Written problem → Reproduce every record below exactly as it appears.

Data shown →
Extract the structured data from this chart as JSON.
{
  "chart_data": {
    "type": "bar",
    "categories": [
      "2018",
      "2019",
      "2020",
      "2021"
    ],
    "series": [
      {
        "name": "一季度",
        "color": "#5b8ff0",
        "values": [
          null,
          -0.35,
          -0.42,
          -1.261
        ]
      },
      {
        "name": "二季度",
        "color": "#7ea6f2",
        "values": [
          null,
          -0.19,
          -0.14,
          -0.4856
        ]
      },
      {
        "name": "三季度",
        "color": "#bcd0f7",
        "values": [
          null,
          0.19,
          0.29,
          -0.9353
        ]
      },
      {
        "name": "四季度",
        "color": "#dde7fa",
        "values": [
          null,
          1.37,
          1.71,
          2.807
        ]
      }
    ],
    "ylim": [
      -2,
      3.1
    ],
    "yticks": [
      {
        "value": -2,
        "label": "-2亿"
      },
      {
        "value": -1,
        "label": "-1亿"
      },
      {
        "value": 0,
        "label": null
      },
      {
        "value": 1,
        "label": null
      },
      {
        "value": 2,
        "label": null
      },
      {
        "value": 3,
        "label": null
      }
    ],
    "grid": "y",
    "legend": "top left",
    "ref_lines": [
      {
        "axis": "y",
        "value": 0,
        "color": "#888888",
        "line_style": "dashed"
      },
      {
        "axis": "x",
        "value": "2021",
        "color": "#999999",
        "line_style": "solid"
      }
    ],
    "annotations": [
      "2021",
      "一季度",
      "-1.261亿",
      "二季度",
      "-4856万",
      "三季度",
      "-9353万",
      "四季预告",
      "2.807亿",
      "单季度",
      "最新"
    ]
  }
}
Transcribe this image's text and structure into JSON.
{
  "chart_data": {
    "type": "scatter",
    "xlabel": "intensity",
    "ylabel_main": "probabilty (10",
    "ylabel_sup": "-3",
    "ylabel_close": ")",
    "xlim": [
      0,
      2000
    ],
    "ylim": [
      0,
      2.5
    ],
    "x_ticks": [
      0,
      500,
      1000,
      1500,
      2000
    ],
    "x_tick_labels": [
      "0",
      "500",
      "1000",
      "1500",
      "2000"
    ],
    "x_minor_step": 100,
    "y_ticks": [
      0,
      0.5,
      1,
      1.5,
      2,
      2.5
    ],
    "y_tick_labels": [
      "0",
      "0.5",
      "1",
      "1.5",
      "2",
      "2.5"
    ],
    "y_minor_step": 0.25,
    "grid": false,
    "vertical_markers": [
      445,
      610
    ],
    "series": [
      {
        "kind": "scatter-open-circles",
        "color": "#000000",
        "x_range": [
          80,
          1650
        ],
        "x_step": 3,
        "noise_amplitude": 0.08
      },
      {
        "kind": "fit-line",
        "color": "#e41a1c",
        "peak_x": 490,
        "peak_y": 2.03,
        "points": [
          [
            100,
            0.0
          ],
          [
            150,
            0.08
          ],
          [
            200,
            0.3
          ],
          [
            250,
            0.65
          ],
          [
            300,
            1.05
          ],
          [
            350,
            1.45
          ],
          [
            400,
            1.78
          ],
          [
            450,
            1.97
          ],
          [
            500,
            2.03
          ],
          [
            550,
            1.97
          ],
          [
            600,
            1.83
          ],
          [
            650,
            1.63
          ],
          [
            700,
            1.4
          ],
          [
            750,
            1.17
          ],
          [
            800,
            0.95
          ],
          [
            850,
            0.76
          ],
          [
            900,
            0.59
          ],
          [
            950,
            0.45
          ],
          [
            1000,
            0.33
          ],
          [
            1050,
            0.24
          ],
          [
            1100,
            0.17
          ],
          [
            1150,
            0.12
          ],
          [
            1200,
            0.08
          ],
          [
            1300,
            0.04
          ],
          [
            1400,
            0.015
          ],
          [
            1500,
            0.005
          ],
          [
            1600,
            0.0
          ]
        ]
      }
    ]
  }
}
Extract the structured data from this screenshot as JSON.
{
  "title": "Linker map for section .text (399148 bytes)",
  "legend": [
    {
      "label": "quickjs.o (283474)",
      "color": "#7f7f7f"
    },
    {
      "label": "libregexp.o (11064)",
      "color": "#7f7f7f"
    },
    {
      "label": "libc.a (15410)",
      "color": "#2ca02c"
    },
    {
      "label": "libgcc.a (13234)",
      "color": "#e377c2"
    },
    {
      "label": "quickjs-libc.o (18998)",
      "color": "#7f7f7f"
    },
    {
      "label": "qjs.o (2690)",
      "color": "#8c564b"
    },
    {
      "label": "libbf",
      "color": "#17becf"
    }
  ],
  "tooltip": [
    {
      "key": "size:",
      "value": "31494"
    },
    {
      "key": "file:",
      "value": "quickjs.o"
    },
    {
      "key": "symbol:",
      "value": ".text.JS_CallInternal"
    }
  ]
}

Result of this exercise →
Extract the structured data from this chart as JSON.
{
  "chart_data": {
    "type": "bar",
    "categories": [
      "2018",
      "2019",
      "2020",
      "2021"
    ],
    "series": [
      {
        "name": "一季度",
        "color": "#5b8ff0",
        "values": [
          null,
          -0.35,
          -0.42,
          -1.261
        ]
      },
      {
        "name": "二季度",
        "color": "#7ea6f2",
        "values": [
          null,
          -0.19,
          -0.14,
          -0.4856
        ]
      },
      {
        "name": "三季度",
        "color": "#bcd0f7",
        "values": [
          null,
          0.19,
          0.29,
          -0.9353
        ]
      },
      {
        "name": "四季度",
        "color": "#dde7fa",
        "values": [
          null,
          1.37,
          1.71,
          2.807
        ]
      }
    ],
    "ylim": [
      -2,
      3.1
    ],
    "yticks": [
      {
        "value": -2,
        "label": "-2亿"
      },
      {
        "value": -1,
        "label": "-1亿"
      },
      {
        "value": 0,
        "label": null
      },
      {
        "value": 1,
        "label": null
      },
      {
        "value": 2,
        "label": null
      },
      {
        "value": 3,
        "label": null
      }
    ],
    "grid": "y",
    "legend": "top left",
    "ref_lines": [
      {
        "axis": "y",
        "value": 0,
        "color": "#888888",
        "line_style": "dashed"
      },
      {
        "axis": "x",
        "value": "2021",
        "color": "#999999",
        "line_style": "solid"
      }
    ],
    "annotations": [
      "2021",
      "一季度",
      "-1.261亿",
      "二季度",
      "-4856万",
      "三季度",
      "-9353万",
      "四季预告",
      "2.807亿",
      "单季度",
      "最新"
    ]
  }
}
Transcribe this image's text and structure into JSON.
{
  "chart_data": {
    "type": "scatter",
    "xlabel": "intensity",
    "ylabel_main": "probabilty (10",
    "ylabel_sup": "-3",
    "ylabel_close": ")",
    "xlim": [
      0,
      2000
    ],
    "ylim": [
      0,
      2.5
    ],
    "x_ticks": [
      0,
      500,
      1000,
      1500,
      2000
    ],
    "x_tick_labels": [
      "0",
      "500",
      "1000",
      "1500",
      "2000"
    ],
    "x_minor_step": 100,
    "y_ticks": [
      0,
      0.5,
      1,
      1.5,
      2,
      2.5
    ],
    "y_tick_labels": [
      "0",
      "0.5",
      "1",
      "1.5",
      "2",
      "2.5"
    ],
    "y_minor_step": 0.25,
    "grid": false,
    "vertical_markers": [
      445,
      610
    ],
    "series": [
      {
        "kind": "scatter-open-circles",
        "color": "#000000",
        "x_range": [
          80,
          1650
        ],
        "x_step": 3,
        "noise_amplitude": 0.08
      },
      {
        "kind": "fit-line",
        "color": "#e41a1c",
        "peak_x": 490,
        "peak_y": 2.03,
        "points": [
          [
            100,
            0.0
          ],
          [
            150,
            0.08
          ],
          [
            200,
            0.3
          ],
          [
            250,
            0.65
          ],
          [
            300,
            1.05
          ],
          [
            350,
            1.45
          ],
          [
            400,
            1.78
          ],
          [
            450,
            1.97
          ],
          [
            500,
            2.03
          ],
          [
            550,
            1.97
          ],
          [
            600,
            1.83
          ],
          [
            650,
            1.63
          ],
          [
            700,
            1.4
          ],
          [
            750,
            1.17
          ],
          [
            800,
            0.95
          ],
          [
            850,
            0.76
          ],
          [
            900,
            0.59
          ],
          [
            950,
            0.45
          ],
          [
            1000,
            0.33
          ],
          [
            1050,
            0.24
          ],
          [
            1100,
            0.17
          ],
          [
            1150,
            0.12
          ],
          [
            1200,
            0.08
          ],
          [
            1300,
            0.04
          ],
          [
            1400,
            0.015
          ],
          [
            1500,
            0.005
          ],
          [
            1600,
            0.0
          ]
        ]
      }
    ]
  }
}
Extract the structured data from this screenshot as JSON.
{
  "title": "Linker map for section .text (399148 bytes)",
  "legend": [
    {
      "label": "quickjs.o (283474)",
      "color": "#7f7f7f"
    },
    {
      "label": "libregexp.o (11064)",
      "color": "#7f7f7f"
    },
    {
      "label": "libc.a (15410)",
      "color": "#2ca02c"
    },
    {
      "label": "libgcc.a (13234)",
      "color": "#e377c2"
    },
    {
      "label": "quickjs-libc.o (18998)",
      "color": "#7f7f7f"
    },
    {
      "label": "qjs.o (2690)",
      "color": "#8c564b"
    },
    {
      "label": "libbf",
      "color": "#17becf"
    }
  ],
  "tooltip": [
    {
      "key": "size:",
      "value": "31494"
    },
    {
      "key": "file:",
      "value": "quickjs.o"
    },
    {
      "key": "symbol:",
      "value": ".text.JS_CallInternal"
    }
  ]
}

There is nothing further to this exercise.